TASK DESCRIPTION: Without the pictures, can you quote each line below exactly?

SUPPLIED ENTRIES:
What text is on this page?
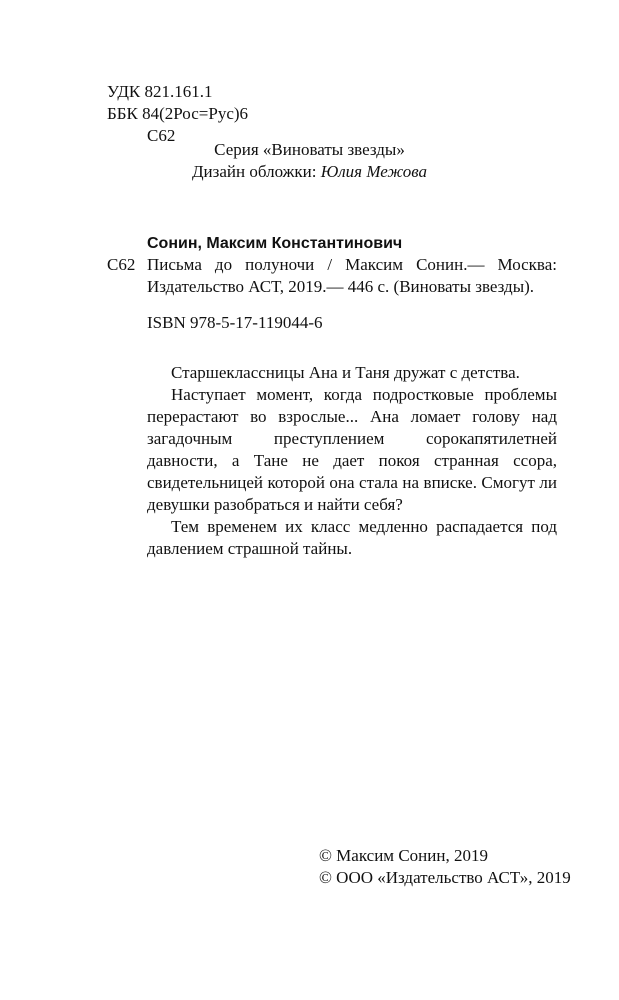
УДК 821.161.1
ББК 84(2Рос=Рус)6
С62
Серия «Виноваты звезды»
Дизайн обложки: Юлия Межова
Сонин, Максим Константинович
С62 Письма до полуночи / Максим Сонин.— Москва: Издательство АСТ, 2019.— 446 с. (Виноваты звезды).
ISBN 978-5-17-119044-6

Старшеклассницы Ана и Таня дружат с детства.

Наступает момент, когда подростковые проблемы перерастают во взрослые... Ана ломает голову над загадочным преступлением сорокапятилетней давности, а Тане не дает покоя странная ссора, свидетельницей которой она стала на вписке. Смогут ли девушки разобраться и найти себя?

Тем временем их класс медленно распадается под давлением страшной тайны.

© Максим Сонин, 2019
© ООО «Издательство АСТ», 2019
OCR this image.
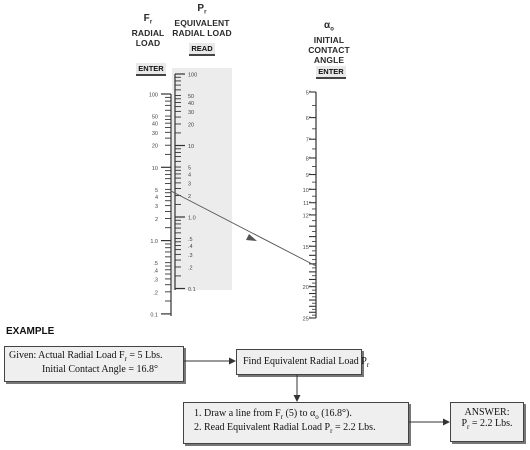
$F_r$
RADIAL
LOAD
$P_r$
EQUIVALENT
RADIAL LOAD
$\alpha_o$
INITIAL
CONTACT
ANGLE
ENTER
READ
ENTER
100
50
40
30
20
10
5
4
3
2
1.0
.5
.4
.3
.2
0.1
100
50
40
30
20
10
5
4
3
2
1.0
.5
.4
.3
.2
0.1
5°
6°
7°
8°
9°
10°
11°
12°
15°
20°
25°
EXAMPLE
Given: Actual Radial Load $F_r = 5$ Lbs.
Initial Contact Angle = 16.8°
Find Equivalent Radial Load $P_r$
1. Draw a line from $F_r$ (5) to $\alpha_o$ (16.8°).
2. Read Equivalent Radial Load $P_r = 2.2$ Lbs.
ANSWER:
$P_r = 2.2$ Lbs.
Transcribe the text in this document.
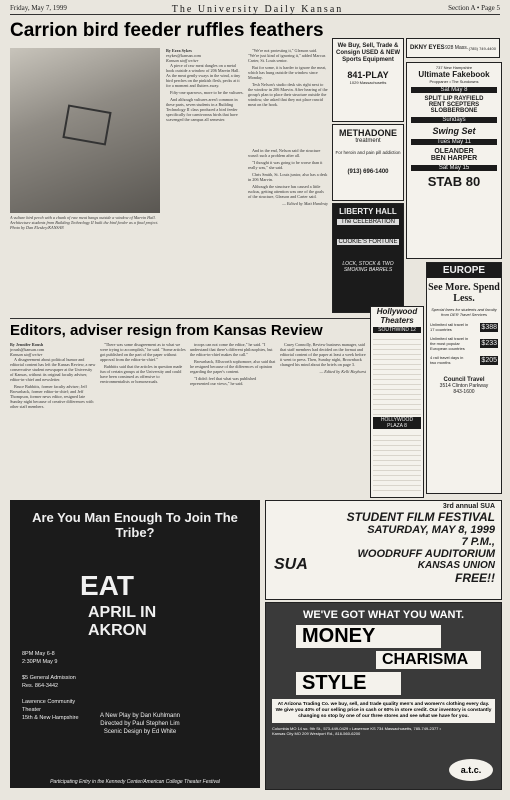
Friday, May 7, 1999	The University Daily Kansan	Section A • Page 5
Carrion bird feeder ruffles feathers
A vulture bird perch with a chunk of raw meat hangs outside a window of Marvin Hall. Architecture students from Building Technology II built the bird feeder as a final project. Photo by Dan Eleskey/KANSAN
By Ezra Sykes
esykes@kansan.com
Kansan staff writer

A piece of raw meat dangles on a metal hook outside a window of 206 Marvin Hall. As the meat gently sways in the wind, a tiny bird perches on the pinkish flesh, pecks at it for a moment and flutters away.

Fifty-one sparrows, more to be the vultures.

And although vultures aren't common in these parts, seven students in a Building Technology II class produced a bird feeder specifically for carnivorous birds that have scavenged the campus all semester.

"We're not protesting it," Gleason said. "We're just kind of ignoring it," added Marcus Carter, St. Louis senior.

But for some, it is harder to ignore the meat, which has hung outside the window since Monday.

Tesh Nelson's studio desk sits right next to the window in 206 Marvin. After hearing of the group's plan to place their structure outside the window, she asked that they not place rancid meat on the hook.

And in the end, Nelson said the structure wasn't such a problem after all.

"I thought it was going to be worse than it really was," she said.

Chris Smith, St. Louis junior, also has a desk in 206 Marvin.

Although the structure has caused a little ruckus, getting attention was one of the goals of the structure, Gleason and Carter said.

— Edited by Matt Hardesty

We Buy, Sell, Trade & Consign USED & NEW Sports Equipment
841-PLAY
1029 Massachusetts
METHADONE
treatment
For heroin and pain pill addiction
(913) 696-1400
LIBERTY HALL
The CELEBRATION
COOKIE'S FORTUNE
LOCK, STOCK & TWO SMOKING BARRELS
DKNY EYES 928 Mass. (785) 749-4400
737 New Hampshire
Ultimate Fakebook
Proppaner • The Sundowns
Sat May 8
SPLIT LIP RAYFIELD
RENT SCEPTERS
SLOBBERBONE
Sundays
Swing Set
Tues May 11
OLEANDER
BEN HARPER
Sat May 15
STAB 80
Editors, adviser resign from Kansas Review
By Jennifer Roush
jroush@kansan.com
Kansan staff writer

A disagreement about political humor and editorial content has left the Kansas Review, a new conservative student newspaper at the University of Kansas, without its original faculty adviser, editor-in-chief and newsletter.

Bruce Bubbitts, former faculty adviser; Jeff Brownback, former editor-in-chief; and Jeff Thompson, former news editor, resigned late Sunday night because of creative differences with other staff members.

"There was some disagreement as to what we were trying to accomplish," he said. "Some articles got published on the part of the paper without approval from the editor-in-chief."

Bubbitts said that the articles in question made fun of certain groups at the University and could have been construed as offensive to environmentalists or homosexuals.

troops can not come the editor," he said. "I understand that there's different philosophies, but the editor-in-chief makes the call."

Brownback, Ellsworth sophomore, also said that he resigned because of the differences of opinion regarding the paper's content.

"I didn't feel that what was published represented our views," he said.

Casey Connolly, Review business manager, said that staff members had decided on the format and editorial content of the paper at least a week before it went to press. Then, Sunday night, Brownback changed his mind about the briefs on page 3.

— Edited by Kelli Hayhurst

Hollywood Theaters
SOUTHWIND 12
HOLLYWOOD PLAZA 8
EUROPE
See More. Spend Less.
Special fares for students and faculty from DER Travel Services
Unlimited rail travel in 17 countries	$388
Unlimited rail travel in the most popular European countries
$233
4 rail travel days in two months	$205
Council Travel
3514 Clinton Parkway
843-1600
Are You Man Enough To Join The Tribe?
EAT
APRIL IN AKRON
8PM May 6-8
2:30PM May 9
$5 General Admission
Res. 864-3442
Lawrence Community Theater
15th & New Hampshire	A New Play by Dan Kuhlmann
Directed by Paul Stephen Lim
Scenic Design by Ed White
Participating Entry in the Kennedy Center/American College Theater Festival
3rd annual SUA
STUDENT FILM FESTIVAL
SATURDAY, MAY 8, 1999
7 P.M.,
WOODRUFF AUDITORIUM
KANSAS UNION
FREE!!
SUA
WE'VE GOT WHAT YOU WANT.
MONEY
CHARISMA
STYLE
At Arizona Trading Co. we buy, sell, and trade quality men's and women's clothing every day. We give you 40% of our selling price in cash or 60% in store credit. Our inventory is constantly changing so stop by one of our three stores and see what we have for you.
Columbia MO 14 so. 9th St., 573-449-0429 • Lawrence KS 734 Massachusetts, 785-749-2377 • Kansas City MO 209 Westport Rd., 816-560-6200
a.t.c.
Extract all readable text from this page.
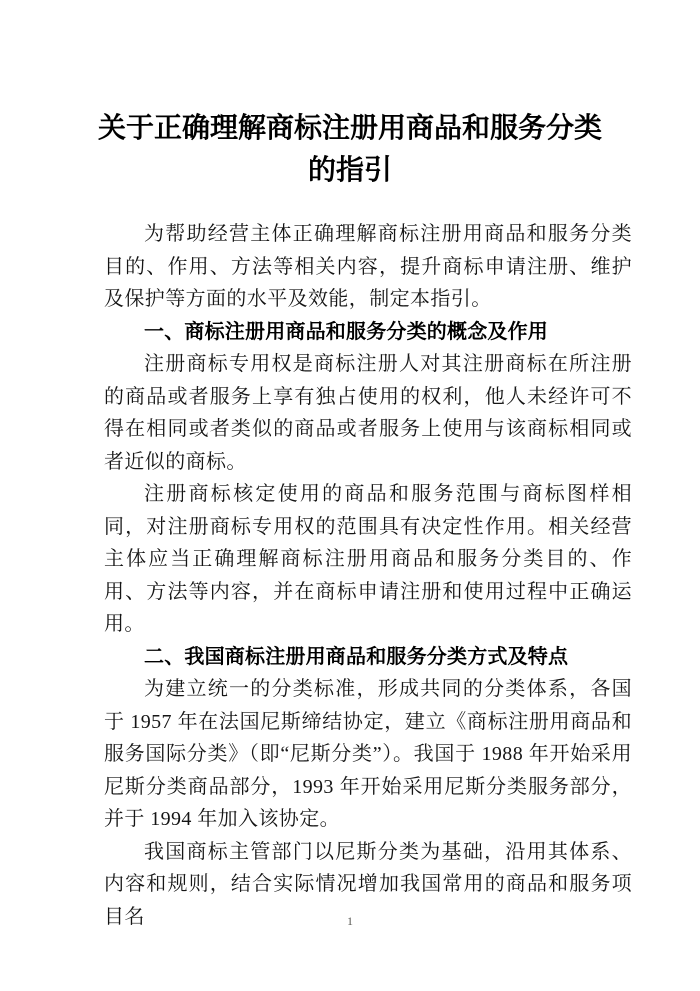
关于正确理解商标注册用商品和服务分类
的指引

为帮助经营主体正确理解商标注册用商品和服务分类目的、作用、方法等相关内容，提升商标申请注册、维护及保护等方面的水平及效能，制定本指引。

一、商标注册用商品和服务分类的概念及作用

注册商标专用权是商标注册人对其注册商标在所注册的商品或者服务上享有独占使用的权利，他人未经许可不得在相同或者类似的商品或者服务上使用与该商标相同或者近似的商标。

注册商标核定使用的商品和服务范围与商标图样相同，对注册商标专用权的范围具有决定性作用。相关经营主体应当正确理解商标注册用商品和服务分类目的、作用、方法等内容，并在商标申请注册和使用过程中正确运用。

二、我国商标注册用商品和服务分类方式及特点

为建立统一的分类标准，形成共同的分类体系，各国于 1957 年在法国尼斯缔结协定，建立《商标注册用商品和服务国际分类》（即“尼斯分类”）。我国于 1988 年开始采用尼斯分类商品部分，1993 年开始采用尼斯分类服务部分，并于 1994 年加入该协定。

我国商标主管部门以尼斯分类为基础，沿用其体系、内容和规则，结合实际情况增加我国常用的商品和服务项目名	1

COMPLETED TASK:
What text is on this page?
УДК 821.161.1
ББК 84(2Рос=Рус)6
С62
Серия «Виноваты звезды»
Дизайн обложки: Юлия Межова
Сонин, Максим Константинович
С62 Письма до полуночи / Максим Сонин.— Москва: Издательство АСТ, 2019.— 446 с. (Виноваты звезды).
ISBN 978-5-17-119044-6

Старшеклассницы Ана и Таня дружат с детства.

Наступает момент, когда подростковые проблемы перерастают во взрослые... Ана ломает голову над загадочным преступлением сорокапятилетней давности, а Тане не дает покоя странная ссора, свидетельницей которой она стала на вписке. Смогут ли девушки разобраться и найти себя?

Тем временем их класс медленно распадается под давлением страшной тайны.

© Максим Сонин, 2019
© ООО «Издательство АСТ», 2019
OCR this image.
$F_r$
RADIAL
LOAD
$P_r$
EQUIVALENT
RADIAL LOAD
$\alpha_o$
INITIAL
CONTACT
ANGLE
ENTER
READ
ENTER
100
50
40
30
20
10
5
4
3
2
1.0
.5
.4
.3
.2
0.1
100
50
40
30
20
10
5
4
3
2
1.0
.5
.4
.3
.2
0.1
5°
6°
7°
8°
9°
10°
11°
12°
15°
20°
25°
EXAMPLE
Given: Actual Radial Load $F_r = 5$ Lbs.
Initial Contact Angle = 16.8°
Find Equivalent Radial Load $P_r$
1. Draw a line from $F_r$ (5) to $\alpha_o$ (16.8°).
2. Read Equivalent Radial Load $P_r = 2.2$ Lbs.
ANSWER:
$P_r = 2.2$ Lbs.
Transcribe the text in this document.
Friday, May 7, 1999	The University Daily Kansan	Section A • Page 5
Carrion bird feeder ruffles feathers
A vulture bird perch with a chunk of raw meat hangs outside a window of Marvin Hall. Architecture students from Building Technology II built the bird feeder as a final project. Photo by Dan Eleskey/KANSAN
By Ezra Sykes
esykes@kansan.com
Kansan staff writer

A piece of raw meat dangles on a metal hook outside a window of 206 Marvin Hall. As the meat gently sways in the wind, a tiny bird perches on the pinkish flesh, pecks at it for a moment and flutters away.

Fifty-one sparrows, more to be the vultures.

And although vultures aren't common in these parts, seven students in a Building Technology II class produced a bird feeder specifically for carnivorous birds that have scavenged the campus all semester.

"We're not protesting it," Gleason said. "We're just kind of ignoring it," added Marcus Carter, St. Louis senior.

But for some, it is harder to ignore the meat, which has hung outside the window since Monday.

Tesh Nelson's studio desk sits right next to the window in 206 Marvin. After hearing of the group's plan to place their structure outside the window, she asked that they not place rancid meat on the hook.

And in the end, Nelson said the structure wasn't such a problem after all.

"I thought it was going to be worse than it really was," she said.

Chris Smith, St. Louis junior, also has a desk in 206 Marvin.

Although the structure has caused a little ruckus, getting attention was one of the goals of the structure, Gleason and Carter said.

— Edited by Matt Hardesty

We Buy, Sell, Trade & Consign USED & NEW Sports Equipment
841-PLAY
1029 Massachusetts
METHADONE
treatment
For heroin and pain pill addiction
(913) 696-1400
LIBERTY HALL
The CELEBRATION
COOKIE'S FORTUNE
LOCK, STOCK & TWO SMOKING BARRELS
DKNY EYES 928 Mass. (785) 749-4400
737 New Hampshire
Ultimate Fakebook
Proppaner • The Sundowns
Sat May 8
SPLIT LIP RAYFIELD
RENT SCEPTERS
SLOBBERBONE
Sundays
Swing Set
Tues May 11
OLEANDER
BEN HARPER
Sat May 15
STAB 80
Editors, adviser resign from Kansas Review
By Jennifer Roush
jroush@kansan.com
Kansan staff writer

A disagreement about political humor and editorial content has left the Kansas Review, a new conservative student newspaper at the University of Kansas, without its original faculty adviser, editor-in-chief and newsletter.

Bruce Bubbitts, former faculty adviser; Jeff Brownback, former editor-in-chief; and Jeff Thompson, former news editor, resigned late Sunday night because of creative differences with other staff members.

"There was some disagreement as to what we were trying to accomplish," he said. "Some articles got published on the part of the paper without approval from the editor-in-chief."

Bubbitts said that the articles in question made fun of certain groups at the University and could have been construed as offensive to environmentalists or homosexuals.

troops can not come the editor," he said. "I understand that there's different philosophies, but the editor-in-chief makes the call."

Brownback, Ellsworth sophomore, also said that he resigned because of the differences of opinion regarding the paper's content.

"I didn't feel that what was published represented our views," he said.

Casey Connolly, Review business manager, said that staff members had decided on the format and editorial content of the paper at least a week before it went to press. Then, Sunday night, Brownback changed his mind about the briefs on page 3.

— Edited by Kelli Hayhurst

Hollywood Theaters
SOUTHWIND 12
HOLLYWOOD PLAZA 8
EUROPE
See More. Spend Less.
Special fares for students and faculty from DER Travel Services
Unlimited rail travel in 17 countries	$388
Unlimited rail travel in the most popular European countries
$233
4 rail travel days in two months	$205
Council Travel
3514 Clinton Parkway
843-1600
Are You Man Enough To Join The Tribe?
EAT
APRIL IN AKRON
8PM May 6-8
2:30PM May 9
$5 General Admission
Res. 864-3442
Lawrence Community Theater
15th & New Hampshire	A New Play by Dan Kuhlmann
Directed by Paul Stephen Lim
Scenic Design by Ed White
Participating Entry in the Kennedy Center/American College Theater Festival
3rd annual SUA
STUDENT FILM FESTIVAL
SATURDAY, MAY 8, 1999
7 P.M.,
WOODRUFF AUDITORIUM
KANSAS UNION
FREE!!
SUA
WE'VE GOT WHAT YOU WANT.
MONEY
CHARISMA
STYLE
At Arizona Trading Co. we buy, sell, and trade quality men's and women's clothing every day. We give you 40% of our selling price in cash or 60% in store credit. Our inventory is constantly changing so stop by one of our three stores and see what we have for you.
Columbia MO 14 so. 9th St., 573-449-0429 • Lawrence KS 734 Massachusetts, 785-749-2377 • Kansas City MO 209 Westport Rd., 816-560-6200
a.t.c.
Extract all readable text from this page.
关于正确理解商标注册用商品和服务分类
的指引

为帮助经营主体正确理解商标注册用商品和服务分类目的、作用、方法等相关内容，提升商标申请注册、维护及保护等方面的水平及效能，制定本指引。

一、商标注册用商品和服务分类的概念及作用

注册商标专用权是商标注册人对其注册商标在所注册的商品或者服务上享有独占使用的权利，他人未经许可不得在相同或者类似的商品或者服务上使用与该商标相同或者近似的商标。

注册商标核定使用的商品和服务范围与商标图样相同，对注册商标专用权的范围具有决定性作用。相关经营主体应当正确理解商标注册用商品和服务分类目的、作用、方法等内容，并在商标申请注册和使用过程中正确运用。

二、我国商标注册用商品和服务分类方式及特点

为建立统一的分类标准，形成共同的分类体系，各国于 1957 年在法国尼斯缔结协定，建立《商标注册用商品和服务国际分类》（即“尼斯分类”）。我国于 1988 年开始采用尼斯分类商品部分，1993 年开始采用尼斯分类服务部分，并于 1994 年加入该协定。

我国商标主管部门以尼斯分类为基础，沿用其体系、内容和规则，结合实际情况增加我国常用的商品和服务项目名	1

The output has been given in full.